- Supplied records -
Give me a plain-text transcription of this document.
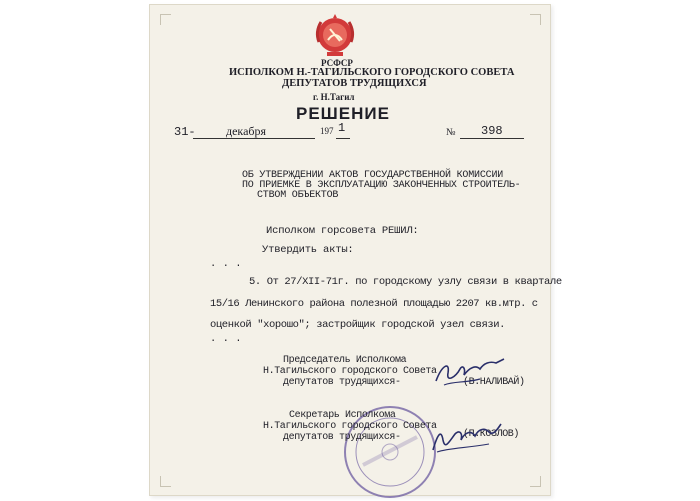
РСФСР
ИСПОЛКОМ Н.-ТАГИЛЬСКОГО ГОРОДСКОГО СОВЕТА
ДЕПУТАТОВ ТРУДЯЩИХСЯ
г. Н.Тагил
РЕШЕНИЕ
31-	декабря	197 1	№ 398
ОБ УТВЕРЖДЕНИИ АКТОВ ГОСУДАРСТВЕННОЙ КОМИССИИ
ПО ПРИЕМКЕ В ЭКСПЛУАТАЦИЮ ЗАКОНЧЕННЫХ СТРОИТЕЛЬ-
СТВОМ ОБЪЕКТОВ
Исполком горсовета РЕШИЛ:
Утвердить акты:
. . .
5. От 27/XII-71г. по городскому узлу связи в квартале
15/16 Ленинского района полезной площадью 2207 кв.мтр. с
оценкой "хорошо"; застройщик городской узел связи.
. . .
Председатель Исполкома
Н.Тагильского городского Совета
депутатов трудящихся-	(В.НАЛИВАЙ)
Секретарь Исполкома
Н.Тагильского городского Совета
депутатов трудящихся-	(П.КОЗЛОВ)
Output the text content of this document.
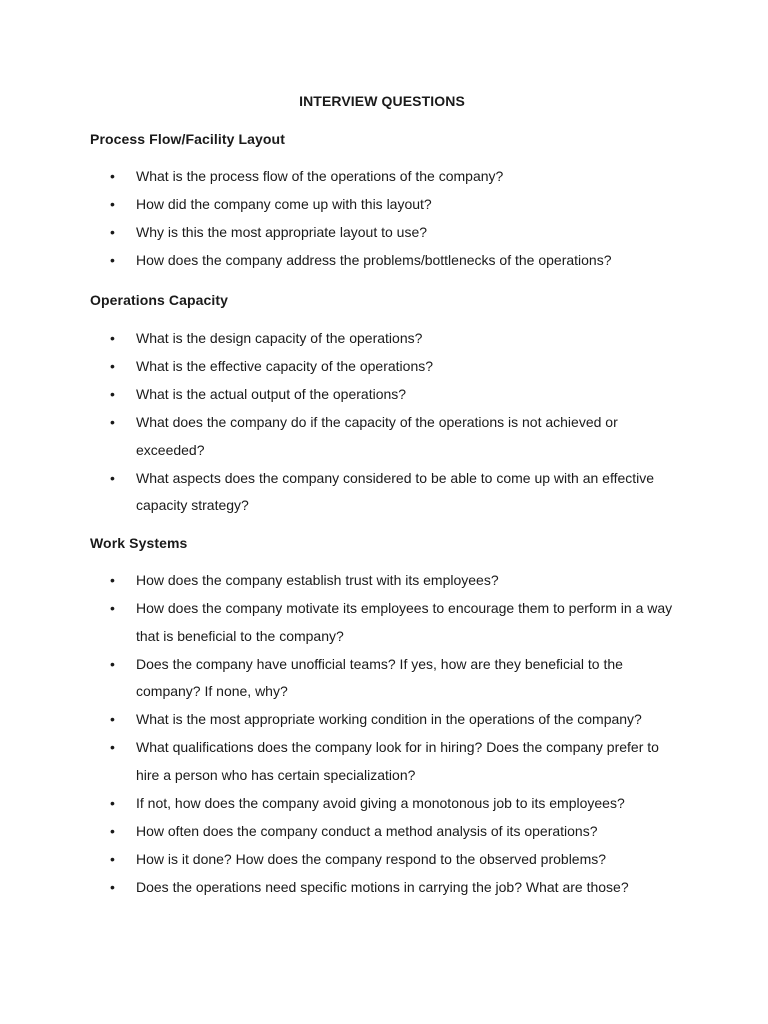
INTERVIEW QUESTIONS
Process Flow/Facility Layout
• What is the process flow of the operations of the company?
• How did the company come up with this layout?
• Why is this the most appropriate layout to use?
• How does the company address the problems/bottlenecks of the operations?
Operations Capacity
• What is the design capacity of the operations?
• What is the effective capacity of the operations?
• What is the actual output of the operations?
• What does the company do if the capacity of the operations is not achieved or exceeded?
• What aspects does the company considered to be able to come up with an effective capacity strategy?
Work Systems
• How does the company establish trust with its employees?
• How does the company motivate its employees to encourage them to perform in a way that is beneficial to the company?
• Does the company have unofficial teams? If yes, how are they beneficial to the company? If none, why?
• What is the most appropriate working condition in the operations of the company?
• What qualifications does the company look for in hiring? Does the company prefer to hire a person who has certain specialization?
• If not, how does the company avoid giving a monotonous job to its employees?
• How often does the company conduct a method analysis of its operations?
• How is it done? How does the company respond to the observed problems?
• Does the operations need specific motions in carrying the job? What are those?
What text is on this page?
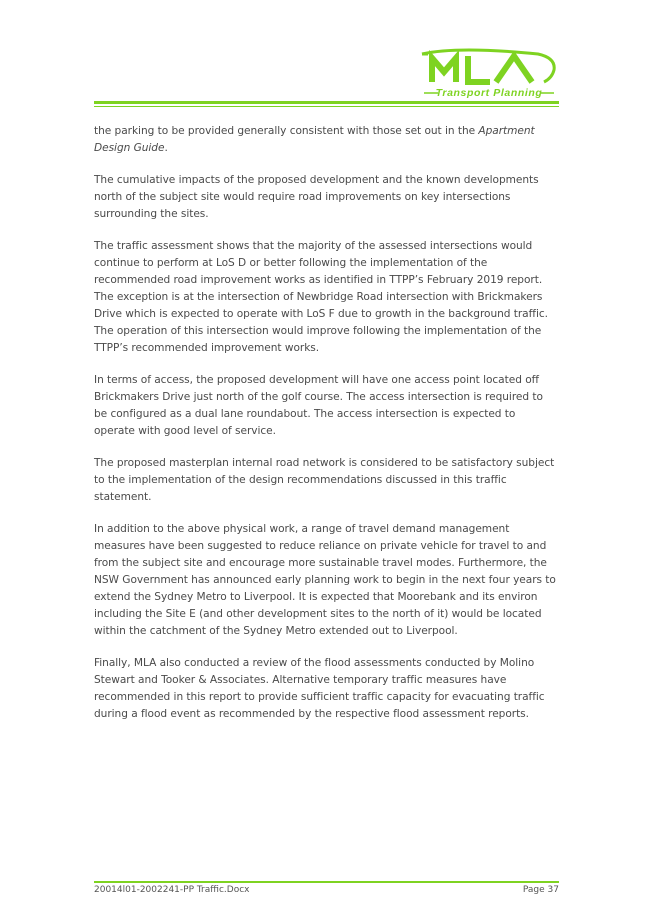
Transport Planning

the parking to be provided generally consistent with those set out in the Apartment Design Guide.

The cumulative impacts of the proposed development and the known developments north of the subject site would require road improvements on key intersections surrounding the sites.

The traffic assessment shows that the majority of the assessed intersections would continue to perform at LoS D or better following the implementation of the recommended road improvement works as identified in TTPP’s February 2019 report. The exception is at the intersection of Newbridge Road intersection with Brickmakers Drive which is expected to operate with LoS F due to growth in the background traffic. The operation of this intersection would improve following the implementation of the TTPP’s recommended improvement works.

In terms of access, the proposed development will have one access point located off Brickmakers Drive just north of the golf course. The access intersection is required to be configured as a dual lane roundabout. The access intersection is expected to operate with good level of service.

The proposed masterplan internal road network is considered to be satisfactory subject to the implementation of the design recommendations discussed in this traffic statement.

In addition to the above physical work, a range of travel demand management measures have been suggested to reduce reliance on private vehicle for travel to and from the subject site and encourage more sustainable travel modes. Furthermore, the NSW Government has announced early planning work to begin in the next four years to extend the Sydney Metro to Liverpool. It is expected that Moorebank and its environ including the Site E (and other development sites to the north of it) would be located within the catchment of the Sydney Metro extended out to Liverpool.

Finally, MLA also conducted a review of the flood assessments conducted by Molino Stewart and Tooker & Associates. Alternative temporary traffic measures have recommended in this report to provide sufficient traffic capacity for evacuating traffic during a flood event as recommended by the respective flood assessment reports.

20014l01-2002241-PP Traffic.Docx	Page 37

---

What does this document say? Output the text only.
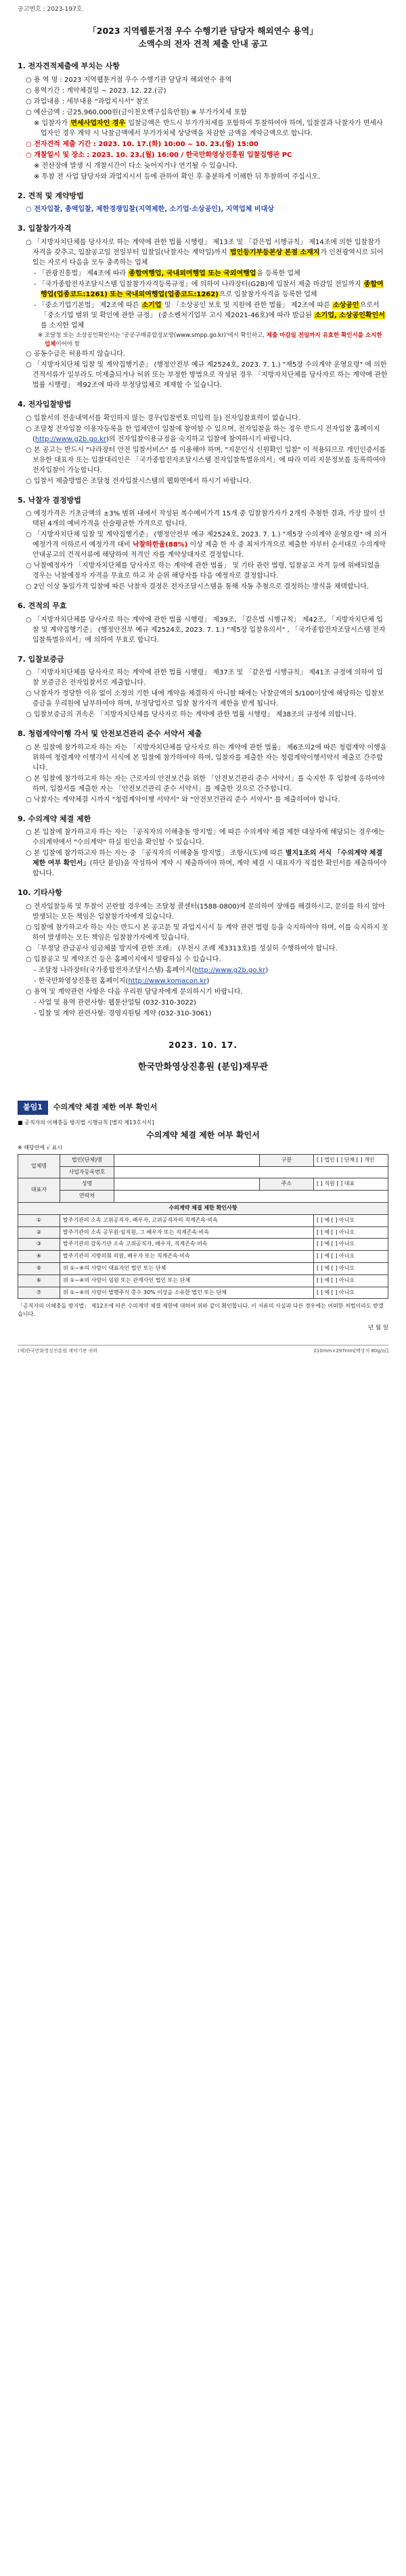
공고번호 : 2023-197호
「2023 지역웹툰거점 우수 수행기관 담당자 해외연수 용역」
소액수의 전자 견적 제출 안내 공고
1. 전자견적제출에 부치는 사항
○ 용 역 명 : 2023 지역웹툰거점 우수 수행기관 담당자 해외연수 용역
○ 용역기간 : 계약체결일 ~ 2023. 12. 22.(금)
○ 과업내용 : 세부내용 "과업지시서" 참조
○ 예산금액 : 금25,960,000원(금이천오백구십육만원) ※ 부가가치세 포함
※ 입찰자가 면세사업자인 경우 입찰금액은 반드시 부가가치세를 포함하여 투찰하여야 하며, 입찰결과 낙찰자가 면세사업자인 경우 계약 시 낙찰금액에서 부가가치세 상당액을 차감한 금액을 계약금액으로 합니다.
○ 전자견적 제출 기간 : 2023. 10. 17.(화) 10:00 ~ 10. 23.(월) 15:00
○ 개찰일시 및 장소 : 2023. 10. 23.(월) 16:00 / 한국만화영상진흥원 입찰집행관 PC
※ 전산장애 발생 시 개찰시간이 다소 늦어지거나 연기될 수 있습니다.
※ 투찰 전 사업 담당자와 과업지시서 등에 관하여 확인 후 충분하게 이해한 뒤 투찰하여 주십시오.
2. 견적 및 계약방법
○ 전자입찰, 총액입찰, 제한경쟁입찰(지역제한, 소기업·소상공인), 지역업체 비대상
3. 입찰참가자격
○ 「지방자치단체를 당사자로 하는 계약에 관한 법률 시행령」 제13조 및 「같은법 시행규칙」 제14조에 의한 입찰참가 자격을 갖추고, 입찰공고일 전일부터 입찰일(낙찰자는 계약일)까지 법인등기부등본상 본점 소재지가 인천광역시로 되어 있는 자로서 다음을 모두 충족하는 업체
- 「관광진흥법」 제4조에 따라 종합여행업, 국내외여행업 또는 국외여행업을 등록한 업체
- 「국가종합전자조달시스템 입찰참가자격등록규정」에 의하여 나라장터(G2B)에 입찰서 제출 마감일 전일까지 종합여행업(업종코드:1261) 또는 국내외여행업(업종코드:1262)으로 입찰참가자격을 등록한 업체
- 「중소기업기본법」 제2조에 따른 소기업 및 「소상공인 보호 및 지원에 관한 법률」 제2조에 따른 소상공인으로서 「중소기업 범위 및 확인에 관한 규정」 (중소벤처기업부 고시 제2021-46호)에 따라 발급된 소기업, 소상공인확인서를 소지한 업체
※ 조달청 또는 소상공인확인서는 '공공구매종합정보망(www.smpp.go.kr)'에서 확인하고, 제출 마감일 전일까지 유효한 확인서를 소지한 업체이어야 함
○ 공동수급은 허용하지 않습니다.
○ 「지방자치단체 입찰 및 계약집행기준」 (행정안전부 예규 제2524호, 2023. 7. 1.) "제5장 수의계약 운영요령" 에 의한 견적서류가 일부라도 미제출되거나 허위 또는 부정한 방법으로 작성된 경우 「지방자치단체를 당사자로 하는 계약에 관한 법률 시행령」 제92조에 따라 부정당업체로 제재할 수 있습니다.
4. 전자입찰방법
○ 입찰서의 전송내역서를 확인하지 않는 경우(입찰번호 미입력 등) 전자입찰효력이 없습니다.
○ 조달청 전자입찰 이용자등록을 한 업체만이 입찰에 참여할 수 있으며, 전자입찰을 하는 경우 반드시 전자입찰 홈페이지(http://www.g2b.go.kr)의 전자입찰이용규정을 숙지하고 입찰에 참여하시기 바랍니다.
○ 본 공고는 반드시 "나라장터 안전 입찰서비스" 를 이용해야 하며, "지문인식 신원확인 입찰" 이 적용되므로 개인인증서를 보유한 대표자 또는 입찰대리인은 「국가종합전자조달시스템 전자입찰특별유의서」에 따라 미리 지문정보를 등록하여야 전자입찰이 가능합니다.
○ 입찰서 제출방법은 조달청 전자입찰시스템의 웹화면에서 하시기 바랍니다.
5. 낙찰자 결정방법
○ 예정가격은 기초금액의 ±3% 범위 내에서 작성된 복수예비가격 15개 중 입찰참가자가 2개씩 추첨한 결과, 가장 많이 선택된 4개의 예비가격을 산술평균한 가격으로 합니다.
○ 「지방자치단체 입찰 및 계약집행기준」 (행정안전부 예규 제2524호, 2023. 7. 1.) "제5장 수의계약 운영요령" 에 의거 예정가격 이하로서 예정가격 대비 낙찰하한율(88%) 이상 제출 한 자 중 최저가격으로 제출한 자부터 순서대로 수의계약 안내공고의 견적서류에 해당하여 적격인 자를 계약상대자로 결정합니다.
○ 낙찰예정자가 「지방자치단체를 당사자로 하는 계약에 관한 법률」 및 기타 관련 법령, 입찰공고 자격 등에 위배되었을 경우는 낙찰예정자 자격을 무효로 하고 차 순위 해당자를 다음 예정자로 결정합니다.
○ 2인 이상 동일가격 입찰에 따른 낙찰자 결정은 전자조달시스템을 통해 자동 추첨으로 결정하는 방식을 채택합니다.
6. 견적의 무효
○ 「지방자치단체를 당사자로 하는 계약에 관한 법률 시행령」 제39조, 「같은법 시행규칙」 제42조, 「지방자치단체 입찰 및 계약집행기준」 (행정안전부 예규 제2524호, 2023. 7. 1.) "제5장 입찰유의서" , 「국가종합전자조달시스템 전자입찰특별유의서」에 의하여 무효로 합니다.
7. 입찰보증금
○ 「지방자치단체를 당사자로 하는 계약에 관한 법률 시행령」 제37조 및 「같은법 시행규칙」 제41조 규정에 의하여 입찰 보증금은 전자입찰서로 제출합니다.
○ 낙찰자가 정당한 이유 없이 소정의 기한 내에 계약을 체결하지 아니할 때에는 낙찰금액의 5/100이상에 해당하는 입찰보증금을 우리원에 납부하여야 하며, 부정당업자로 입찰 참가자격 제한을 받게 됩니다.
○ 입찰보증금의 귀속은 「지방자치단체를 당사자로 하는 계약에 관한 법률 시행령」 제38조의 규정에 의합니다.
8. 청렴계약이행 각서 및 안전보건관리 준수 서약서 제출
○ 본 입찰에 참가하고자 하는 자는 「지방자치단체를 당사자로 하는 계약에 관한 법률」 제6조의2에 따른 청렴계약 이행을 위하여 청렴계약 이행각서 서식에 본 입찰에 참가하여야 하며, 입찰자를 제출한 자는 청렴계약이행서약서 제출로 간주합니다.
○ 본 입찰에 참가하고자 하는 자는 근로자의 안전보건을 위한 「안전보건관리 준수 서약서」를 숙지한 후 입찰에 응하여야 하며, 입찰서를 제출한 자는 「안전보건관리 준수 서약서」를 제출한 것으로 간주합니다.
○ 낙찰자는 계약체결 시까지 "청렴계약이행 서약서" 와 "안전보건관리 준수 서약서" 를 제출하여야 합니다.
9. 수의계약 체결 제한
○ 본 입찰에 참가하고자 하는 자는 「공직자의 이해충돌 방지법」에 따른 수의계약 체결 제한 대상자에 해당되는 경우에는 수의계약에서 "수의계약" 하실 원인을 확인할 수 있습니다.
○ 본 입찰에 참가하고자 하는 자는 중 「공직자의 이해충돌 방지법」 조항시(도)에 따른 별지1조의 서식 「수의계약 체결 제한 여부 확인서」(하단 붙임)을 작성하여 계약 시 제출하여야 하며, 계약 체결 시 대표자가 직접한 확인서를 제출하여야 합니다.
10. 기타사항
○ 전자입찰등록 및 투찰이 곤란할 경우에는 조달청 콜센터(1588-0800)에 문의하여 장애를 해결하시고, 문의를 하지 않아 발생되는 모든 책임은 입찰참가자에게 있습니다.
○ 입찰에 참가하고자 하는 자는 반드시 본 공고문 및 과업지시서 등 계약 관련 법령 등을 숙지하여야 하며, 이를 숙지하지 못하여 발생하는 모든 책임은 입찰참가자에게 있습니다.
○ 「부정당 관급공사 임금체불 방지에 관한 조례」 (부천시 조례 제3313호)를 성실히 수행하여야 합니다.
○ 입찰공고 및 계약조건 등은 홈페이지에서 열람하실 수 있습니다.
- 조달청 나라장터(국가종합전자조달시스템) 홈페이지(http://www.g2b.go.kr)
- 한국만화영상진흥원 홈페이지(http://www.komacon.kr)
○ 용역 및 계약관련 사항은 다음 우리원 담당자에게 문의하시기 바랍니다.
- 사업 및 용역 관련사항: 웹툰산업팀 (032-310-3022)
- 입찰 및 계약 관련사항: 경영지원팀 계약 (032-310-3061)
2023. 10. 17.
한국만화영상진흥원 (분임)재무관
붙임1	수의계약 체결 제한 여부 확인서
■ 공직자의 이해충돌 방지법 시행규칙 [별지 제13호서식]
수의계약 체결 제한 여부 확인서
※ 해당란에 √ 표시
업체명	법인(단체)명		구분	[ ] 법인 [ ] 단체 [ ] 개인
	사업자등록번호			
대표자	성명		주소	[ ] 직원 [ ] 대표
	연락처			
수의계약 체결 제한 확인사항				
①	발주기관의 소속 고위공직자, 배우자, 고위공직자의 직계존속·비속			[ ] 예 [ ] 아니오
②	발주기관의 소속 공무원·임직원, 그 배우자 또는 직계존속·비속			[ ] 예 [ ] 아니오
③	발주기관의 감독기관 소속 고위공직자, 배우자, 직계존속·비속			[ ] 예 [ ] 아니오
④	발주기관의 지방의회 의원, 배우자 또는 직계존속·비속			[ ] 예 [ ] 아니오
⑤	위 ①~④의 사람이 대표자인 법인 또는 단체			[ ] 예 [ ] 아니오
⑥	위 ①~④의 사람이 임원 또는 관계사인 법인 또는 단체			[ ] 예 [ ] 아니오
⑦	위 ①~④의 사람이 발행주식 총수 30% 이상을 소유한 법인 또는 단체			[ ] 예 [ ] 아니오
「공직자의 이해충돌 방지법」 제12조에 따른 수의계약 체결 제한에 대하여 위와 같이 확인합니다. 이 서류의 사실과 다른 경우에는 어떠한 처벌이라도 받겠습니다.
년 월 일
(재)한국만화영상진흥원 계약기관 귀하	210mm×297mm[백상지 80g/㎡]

---

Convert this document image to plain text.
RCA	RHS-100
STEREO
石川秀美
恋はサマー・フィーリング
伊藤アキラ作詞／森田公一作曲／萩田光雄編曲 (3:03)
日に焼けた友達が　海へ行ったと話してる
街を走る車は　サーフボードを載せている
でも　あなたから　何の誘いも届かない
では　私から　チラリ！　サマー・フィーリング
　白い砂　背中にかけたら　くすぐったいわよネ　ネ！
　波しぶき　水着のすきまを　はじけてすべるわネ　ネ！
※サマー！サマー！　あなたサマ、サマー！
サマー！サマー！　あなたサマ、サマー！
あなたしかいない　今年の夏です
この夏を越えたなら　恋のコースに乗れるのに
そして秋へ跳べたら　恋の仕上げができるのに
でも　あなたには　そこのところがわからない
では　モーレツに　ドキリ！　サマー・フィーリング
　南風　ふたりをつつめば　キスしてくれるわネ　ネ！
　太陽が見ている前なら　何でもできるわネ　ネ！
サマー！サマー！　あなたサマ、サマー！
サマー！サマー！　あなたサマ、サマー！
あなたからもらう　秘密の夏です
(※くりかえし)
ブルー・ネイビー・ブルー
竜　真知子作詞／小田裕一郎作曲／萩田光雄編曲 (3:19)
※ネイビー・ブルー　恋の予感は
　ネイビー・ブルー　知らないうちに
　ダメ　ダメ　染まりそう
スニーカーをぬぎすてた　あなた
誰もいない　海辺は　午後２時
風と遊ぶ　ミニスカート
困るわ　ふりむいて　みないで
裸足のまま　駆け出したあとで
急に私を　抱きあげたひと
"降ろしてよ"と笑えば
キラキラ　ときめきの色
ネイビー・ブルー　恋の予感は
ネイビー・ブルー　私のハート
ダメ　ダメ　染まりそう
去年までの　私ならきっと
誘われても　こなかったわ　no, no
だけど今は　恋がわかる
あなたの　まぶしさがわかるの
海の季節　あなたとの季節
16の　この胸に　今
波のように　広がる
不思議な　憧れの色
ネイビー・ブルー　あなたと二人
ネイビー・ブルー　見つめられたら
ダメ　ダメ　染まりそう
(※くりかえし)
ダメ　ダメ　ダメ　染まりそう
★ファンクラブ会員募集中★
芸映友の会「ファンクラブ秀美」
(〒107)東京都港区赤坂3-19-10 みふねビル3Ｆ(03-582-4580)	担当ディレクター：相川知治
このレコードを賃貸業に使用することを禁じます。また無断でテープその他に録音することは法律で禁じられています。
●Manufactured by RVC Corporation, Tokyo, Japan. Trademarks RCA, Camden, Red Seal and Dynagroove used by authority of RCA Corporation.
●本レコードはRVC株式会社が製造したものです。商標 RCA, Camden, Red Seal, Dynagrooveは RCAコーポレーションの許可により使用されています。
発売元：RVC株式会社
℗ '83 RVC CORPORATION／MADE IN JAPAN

- Set task -
Scan the listing above. Collect all lines with the word "problems".

- Task result -
• How does the company address the problems/bottlenecks of the operations?
• How is it done? How does the company respond to the observed problems?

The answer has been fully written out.